*Problem requirements:* Give the number of lines that contain the string "Today", please, and nothing else.

(Saved entries)
====
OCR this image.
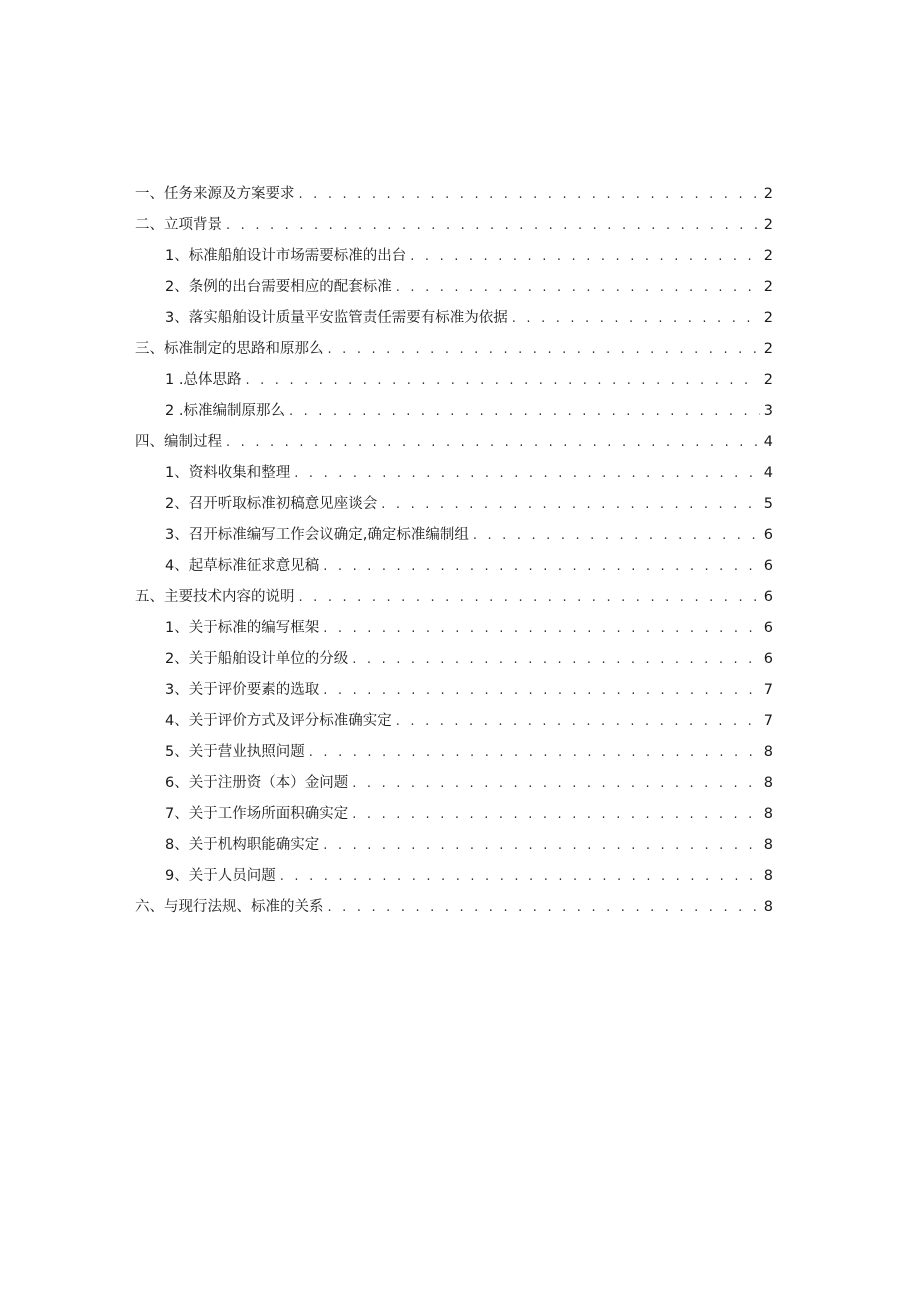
一、任务来源及方案要求 . . .	2
二、立项背景 . . .	2
1、标准船舶设计市场需要标准的出台 . . .	2
2、条例的出台需要相应的配套标准 . . .	2
3、落实船舶设计质量平安监管责任需要有标准为依据 . . .	2
三、标准制定的思路和原那么 . . .	2
1 .总体思路 . . .	2
2 .标准编制原那么 . . .	3
四、编制过程 . . .	4
1、资料收集和整理 . . .	4
2、召开听取标准初稿意见座谈会 . . .	5
3、召开标准编写工作会议确定,确定标准编制组 . . .	6
4、起草标准征求意见稿 . . .	6
五、主要技术内容的说明 . . .	6
1、关于标准的编写框架 . . .	6
2、关于船舶设计单位的分级 . . .	6
3、关于评价要素的选取 . . .	7
4、关于评价方式及评分标准确实定 . . .	7
5、关于营业执照问题 . . .	8
6、关于注册资（本）金问题 . . .	8
7、关于工作场所面积确实定 . . .	8
8、关于机构职能确实定 . . .	8
9、关于人员问题 . . .	8
六、与现行法规、标准的关系 . . .	8
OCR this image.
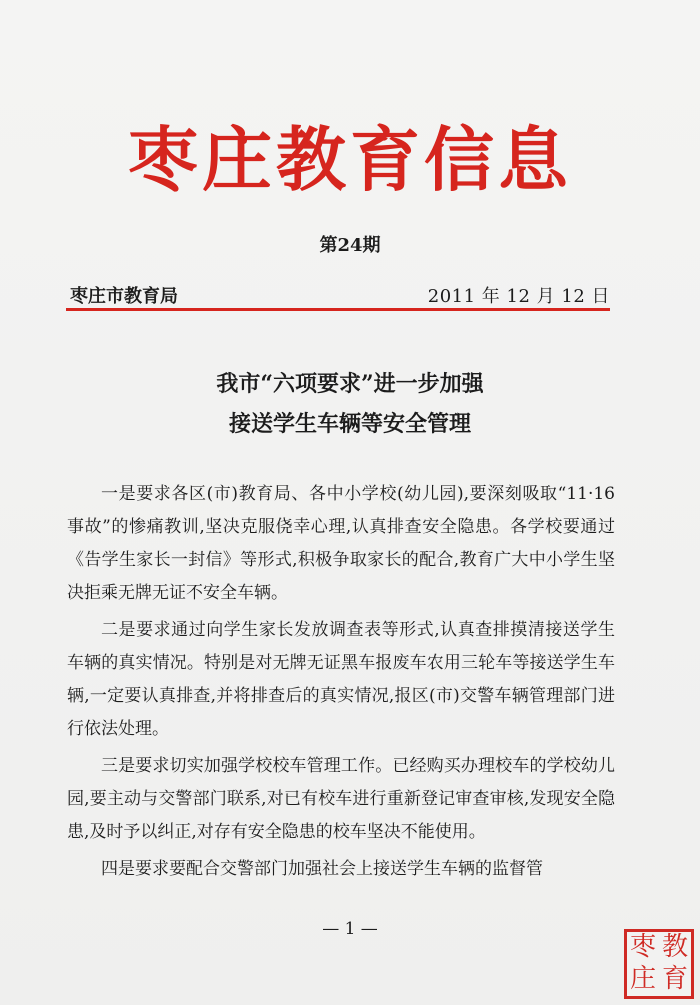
枣庄教育信息
第24期
枣庄市教育局	2011 年 12 月 12 日
我市“六项要求”进一步加强
接送学生车辆等安全管理

一是要求各区(市)教育局、各中小学校(幼儿园),要深刻吸取“11·16事故”的惨痛教训,坚决克服侥幸心理,认真排查安全隐患。各学校要通过《告学生家长一封信》等形式,积极争取家长的配合,教育广大中小学生坚决拒乘无牌无证不安全车辆。

二是要求通过向学生家长发放调查表等形式,认真查排摸清接送学生车辆的真实情况。特别是对无牌无证黑车报废车农用三轮车等接送学生车辆,一定要认真排查,并将排查后的真实情况,报区(市)交警车辆管理部门进行依法处理。

三是要求切实加强学校校车管理工作。已经购买办理校车的学校幼儿园,要主动与交警部门联系,对已有校车进行重新登记审查审核,发现安全隐患,及时予以纠正,对存有安全隐患的校车坚决不能使用。

四是要求要配合交警部门加强社会上接送学生车辆的监督管

— 1 —
枣 教
庄 育
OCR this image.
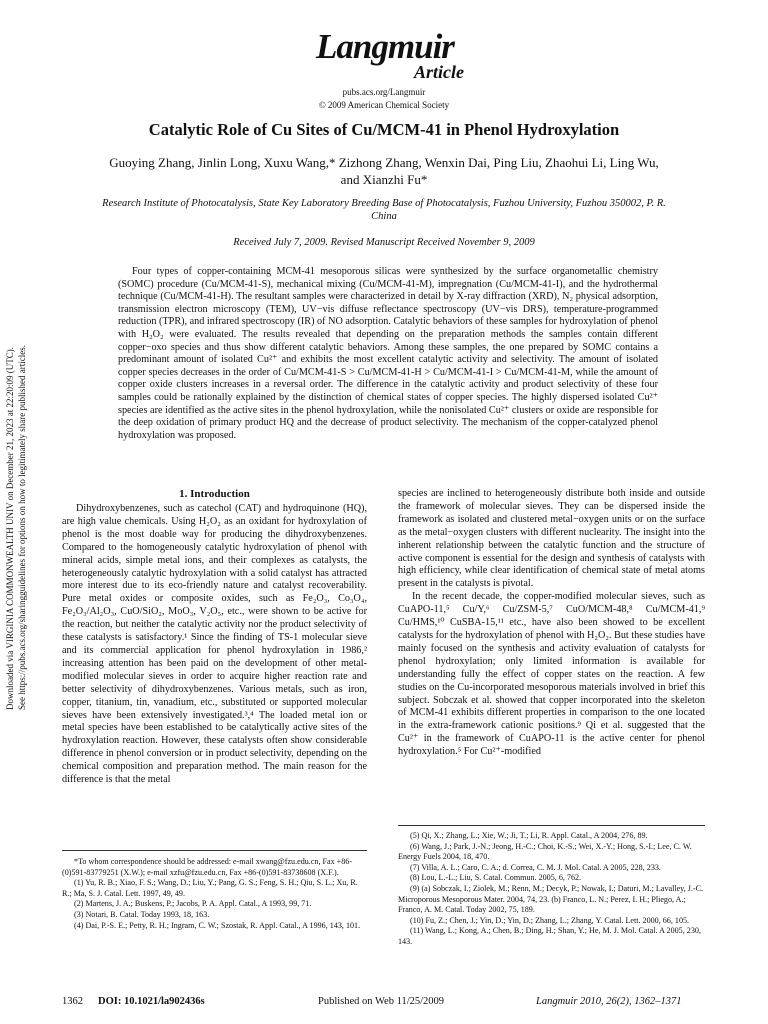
Langmuir
Article
pubs.acs.org/Langmuir
© 2009 American Chemical Society
Catalytic Role of Cu Sites of Cu/MCM-41 in Phenol Hydroxylation
Guoying Zhang, Jinlin Long, Xuxu Wang,* Zizhong Zhang, Wenxin Dai, Ping Liu, Zhaohui Li, Ling Wu, and Xianzhi Fu*
Research Institute of Photocatalysis, State Key Laboratory Breeding Base of Photocatalysis, Fuzhou University, Fuzhou 350002, P. R. China
Received July 7, 2009. Revised Manuscript Received November 9, 2009
Four types of copper-containing MCM-41 mesoporous silicas were synthesized by the surface organometallic chemistry (SOMC) procedure (Cu/MCM-41-S), mechanical mixing (Cu/MCM-41-M), impregnation (Cu/MCM-41-I), and the hydrothermal technique (Cu/MCM-41-H). The resultant samples were characterized in detail by X-ray diffraction (XRD), N₂ physical adsorption, transmission electron microscopy (TEM), UV−vis diffuse reflectance spectroscopy (UV−vis DRS), temperature-programmed reduction (TPR), and infrared spectroscopy (IR) of NO adsorption. Catalytic behaviors of these samples for hydroxylation of phenol with H₂O₂ were evaluated. The results revealed that depending on the preparation methods the samples contain different copper−oxo species and thus show different catalytic behaviors. Among these samples, the one prepared by SOMC contains a predominant amount of isolated Cu²⁺ and exhibits the most excellent catalytic activity and selectivity. The amount of isolated copper species decreases in the order of Cu/MCM-41-S > Cu/MCM-41-H > Cu/MCM-41-I > Cu/MCM-41-M, while the amount of copper oxide clusters increases in a reversal order. The difference in the catalytic activity and product selectivity of these four samples could be rationally explained by the distinction of chemical states of copper species. The highly dispersed isolated Cu²⁺ species are identified as the active sites in the phenol hydroxylation, while the nonisolated Cu²⁺ clusters or oxide are responsible for the deep oxidation of primary product HQ and the decrease of product selectivity. The mechanism of the copper-catalyzed phenol hydroxylation was proposed.
Downloaded via VIRGINIA COMMONWEALTH UNIV on December 21, 2023 at 22:20:09 (UTC). See https://pubs.acs.org/sharingguidelines for options on how to legitimately share published articles.	1. Introduction

Dihydroxybenzenes, such as catechol (CAT) and hydroquinone (HQ), are high value chemicals. Using H₂O₂ as an oxidant for hydroxylation of phenol is the most doable way for producing the dihydroxybenzenes. Compared to the homogeneously catalytic hydroxylation of phenol with mineral acids, simple metal ions, and their complexes as catalysts, the heterogeneously catalytic hydroxylation with a solid catalyst has attracted more interest due to its eco-friendly nature and catalyst recoverability. Pure metal oxides or composite oxides, such as Fe₂O₃, Co₃O₄, Fe₂O₃/Al₂O₃, CuO/SiO₂, MoO₃, V₂O₅, etc., were shown to be active for the reaction, but neither the catalytic activity nor the product selectivity of these catalysts is satisfactory.¹ Since the finding of TS-1 molecular sieve and its commercial application for phenol hydroxylation in 1986,² increasing attention has been paid on the development of other metal-modified molecular sieves in order to acquire higher reaction rate and better selectivity of dihydroxybenzenes. Various metals, such as iron, copper, titanium, tin, vanadium, etc., substituted or supported molecular sieves have been extensively investigated.³,⁴ The loaded metal ion or metal species have been established to be catalytically active sites of the hydroxylation reaction. However, these catalysts often show considerable difference in phenol conversion or in product selectivity, depending on the chemical composition and preparation method. The main reason for the difference is that the metal

species are inclined to heterogeneously distribute both inside and outside the framework of molecular sieves. They can be dispersed inside the framework as isolated and clustered metal−oxygen units or on the surface as the metal−oxygen clusters with different nuclearity. The insight into the inherent relationship between the catalytic function and the structure of active component is essential for the design and synthesis of catalysts with high efficiency, while clear identification of chemical state of metal atoms present in the catalysts is pivotal.

In the recent decade, the copper-modified molecular sieves, such as CuAPO-11,⁵ Cu/Y,⁶ Cu/ZSM-5,⁷ CuO/MCM-48,⁸ Cu/MCM-41,⁹ Cu/HMS,¹⁰ CuSBA-15,¹¹ etc., have also been showed to be excellent catalysts for the hydroxylation of phenol with H₂O₂. But these studies have mainly focused on the synthesis and activity evaluation of catalysts for phenol hydroxylation; only limited information is available for understanding fully the effect of copper states on the reaction. A few studies on the Cu-incorporated mesoporous materials involved in brief this subject. Sobczak et al. showed that copper incorporated into the skeleton of MCM-41 exhibits different properties in comparison to the one located in the extra-framework cationic positions.⁹ Qi et al. suggested that the Cu²⁺ in the framework of CuAPO-11 is the active center for phenol hydroxylation.⁵ For Cu²⁺-modified

*To whom correspondence should be addressed: e-mail xwang@fzu.edu.cn, Fax +86-(0)591-83779251 (X.W.); e-mail xzfu@fzu.edu.cn, Fax +86-(0)591-83738608 (X.F.).

(1) Yu, R. B.; Xiao, F. S.; Wang, D.; Liu, Y.; Pang, G. S.; Feng, S. H.; Qiu, S. L.; Xu, R. R.; Ma, S. J. Catal. Lett. 1997, 49, 49.

(2) Martens, J. A.; Buskens, P.; Jacobs, P. A. Appl. Catal., A 1993, 99, 71.

(3) Notari, B. Catal. Today 1993, 18, 163.

(4) Dai, P.-S. E.; Petty, R. H.; Ingram, C. W.; Szostak, R. Appl. Catal., A 1996, 143, 101.

(5) Qi, X.; Zhang, L.; Xie, W.; Ji, T.; Li, R. Appl. Catal., A 2004, 276, 89.

(6) Wang, J.; Park, J.-N.; Jeong, H.-C.; Choi, K.-S.; Wei, X.-Y.; Hong, S.-I.; Lee, C. W. Energy Fuels 2004, 18, 470.

(7) Villa, A. L.; Caro, C. A.; d. Correa, C. M. J. Mol. Catal. A 2005, 228, 233.

(8) Lou, L.-L.; Liu, S. Catal. Commun. 2005, 6, 762.

(9) (a) Sobczak, I.; Ziolek, M.; Renn, M.; Decyk, P.; Nowak, I.; Daturi, M.; Lavalley, J.-C. Microporous Mesoporous Mater. 2004, 74, 23. (b) Franco, L. N.; Perez, I. H.; Pliego, A.; Franco, A. M. Catal. Today 2002, 75, 189.

(10) Fu, Z.; Chen, J.; Yin, D.; Yin, D.; Zhang, L.; Zhang, Y. Catal. Lett. 2000, 66, 105.

(11) Wang, L.; Kong, A.; Chen, B.; Ding, H.; Shan, Y.; He, M. J. Mol. Catal. A 2005, 230, 143.

1362 DOI: 10.1021/la902436s	Published on Web 11/25/2009	Langmuir 2010, 26(2), 1362–1371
====
*Answer below:* 2